Copy every record word for word.

----- Supplied data

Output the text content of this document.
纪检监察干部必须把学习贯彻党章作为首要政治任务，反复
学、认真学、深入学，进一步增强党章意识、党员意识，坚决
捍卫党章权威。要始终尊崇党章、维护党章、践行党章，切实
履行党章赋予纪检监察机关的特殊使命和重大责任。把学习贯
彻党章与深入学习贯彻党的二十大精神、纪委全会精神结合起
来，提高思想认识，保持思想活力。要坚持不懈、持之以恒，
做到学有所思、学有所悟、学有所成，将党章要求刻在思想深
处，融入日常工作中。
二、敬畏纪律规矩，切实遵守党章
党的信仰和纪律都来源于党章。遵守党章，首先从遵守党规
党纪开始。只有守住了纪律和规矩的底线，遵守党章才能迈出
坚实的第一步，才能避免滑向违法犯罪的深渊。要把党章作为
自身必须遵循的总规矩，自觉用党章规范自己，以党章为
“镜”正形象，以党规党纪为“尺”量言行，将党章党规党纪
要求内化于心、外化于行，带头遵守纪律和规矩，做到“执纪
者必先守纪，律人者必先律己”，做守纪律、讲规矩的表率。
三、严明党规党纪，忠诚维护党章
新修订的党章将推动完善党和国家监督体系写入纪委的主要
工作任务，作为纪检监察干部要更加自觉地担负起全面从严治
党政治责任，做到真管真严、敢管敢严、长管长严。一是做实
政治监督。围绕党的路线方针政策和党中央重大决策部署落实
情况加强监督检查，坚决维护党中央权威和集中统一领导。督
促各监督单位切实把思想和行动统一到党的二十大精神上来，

----------

▶ [Written answer]:
Output the text content of this document.
纪检监察干部必须把学习贯彻党章作为首要政治任务，反复
学、认真学、深入学，进一步增强党章意识、党员意识，坚决
捍卫党章权威。要始终尊崇党章、维护党章、践行党章，切实
履行党章赋予纪检监察机关的特殊使命和重大责任。把学习贯
彻党章与深入学习贯彻党的二十大精神、纪委全会精神结合起
来，提高思想认识，保持思想活力。要坚持不懈、持之以恒，
做到学有所思、学有所悟、学有所成，将党章要求刻在思想深
处，融入日常工作中。
二、敬畏纪律规矩，切实遵守党章
党的信仰和纪律都来源于党章。遵守党章，首先从遵守党规
党纪开始。只有守住了纪律和规矩的底线，遵守党章才能迈出
坚实的第一步，才能避免滑向违法犯罪的深渊。要把党章作为
自身必须遵循的总规矩，自觉用党章规范自己，以党章为
“镜”正形象，以党规党纪为“尺”量言行，将党章党规党纪
要求内化于心、外化于行，带头遵守纪律和规矩，做到“执纪
者必先守纪，律人者必先律己”，做守纪律、讲规矩的表率。
三、严明党规党纪，忠诚维护党章
新修订的党章将推动完善党和国家监督体系写入纪委的主要
工作任务，作为纪检监察干部要更加自觉地担负起全面从严治
党政治责任，做到真管真严、敢管敢严、长管长严。一是做实
政治监督。围绕党的路线方针政策和党中央重大决策部署落实
情况加强监督检查，坚决维护党中央权威和集中统一领导。督
促各监督单位切实把思想和行动统一到党的二十大精神上来，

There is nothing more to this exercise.